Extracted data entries
>>>

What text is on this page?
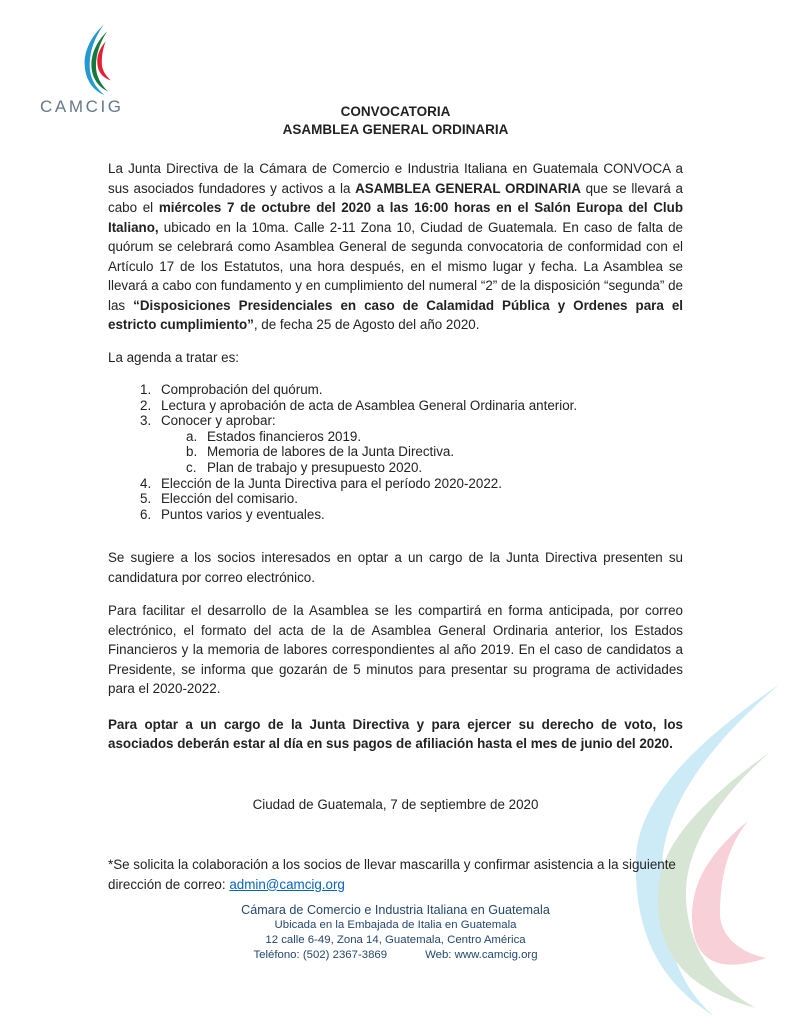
CAMCIG	CONVOCATORIA
ASAMBLEA GENERAL ORDINARIA

La Junta Directiva de la Cámara de Comercio e Industria Italiana en Guatemala CONVOCA a sus asociados fundadores y activos a la ASAMBLEA GENERAL ORDINARIA que se llevará a cabo el miércoles 7 de octubre del 2020 a las 16:00 horas en el Salón Europa del Club Italiano, ubicado en la 10ma. Calle 2-11 Zona 10, Ciudad de Guatemala. En caso de falta de quórum se celebrará como Asamblea General de segunda convocatoria de conformidad con el Artículo 17 de los Estatutos, una hora después, en el mismo lugar y fecha. La Asamblea se llevará a cabo con fundamento y en cumplimiento del numeral “2” de la disposición “segunda” de las “Disposiciones Presidenciales en caso de Calamidad Pública y Ordenes para el estricto cumplimiento”, de fecha 25 de Agosto del año 2020.

La agenda a tratar es:

1. Comprobación del quórum.
2. Lectura y aprobación de acta de Asamblea General Ordinaria anterior.
3. Conocer y aprobar:
a. Estados financieros 2019.
b. Memoria de labores de la Junta Directiva.
c. Plan de trabajo y presupuesto 2020.
4. Elección de la Junta Directiva para el período 2020-2022.
5. Elección del comisario.
6. Puntos varios y eventuales.

Se sugiere a los socios interesados en optar a un cargo de la Junta Directiva presenten su candidatura por correo electrónico.

Para facilitar el desarrollo de la Asamblea se les compartirá en forma anticipada, por correo electrónico, el formato del acta de la de Asamblea General Ordinaria anterior, los Estados Financieros y la memoria de labores correspondientes al año 2019. En el caso de candidatos a Presidente, se informa que gozarán de 5 minutos para presentar su programa de actividades para el 2020-2022.

Para optar a un cargo de la Junta Directiva y para ejercer su derecho de voto, los asociados deberán estar al día en sus pagos de afiliación hasta el mes de junio del 2020.

Ciudad de Guatemala, 7 de septiembre de 2020

*Se solicita la colaboración a los socios de llevar mascarilla y confirmar asistencia a la siguiente dirección de correo: admin@camcig.org

Cámara de Comercio e Industria Italiana en Guatemala
Ubicada en la Embajada de Italia en Guatemala
12 calle 6-49, Zona 14, Guatemala, Centro América
Teléfono: (502) 2367-3869	Web: www.camcig.org
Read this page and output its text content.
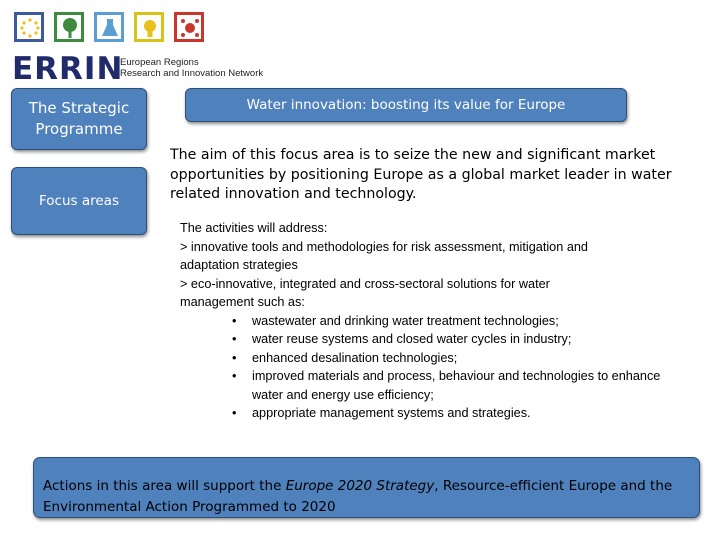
ERRIN
European Regions
Research and Innovation Network
The Strategic Programme
Focus areas
Water innovation: boosting its value for Europe
The aim of this focus area is to seize the new and significant market opportunities by positioning Europe as a global market leader in water related innovation and technology.
The activities will address:
> innovative tools and methodologies for risk assessment, mitigation and
adaptation strategies
> eco-innovative, integrated and cross-sectoral solutions for water
management such as:
•	wastewater and drinking water treatment technologies;
•	water reuse systems and closed water cycles in industry;
•	enhanced desalination technologies;
•	improved materials and process, behaviour and technologies to enhance water and energy use efficiency;
•	appropriate management systems and strategies.
Actions in this area will support the Europe 2020 Strategy, Resource-efficient Europe and the Environmental Action Programmed to 2020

<<<

Each line that has the word "socios" counts once. How many such lines are in the data? Give the number alone.

2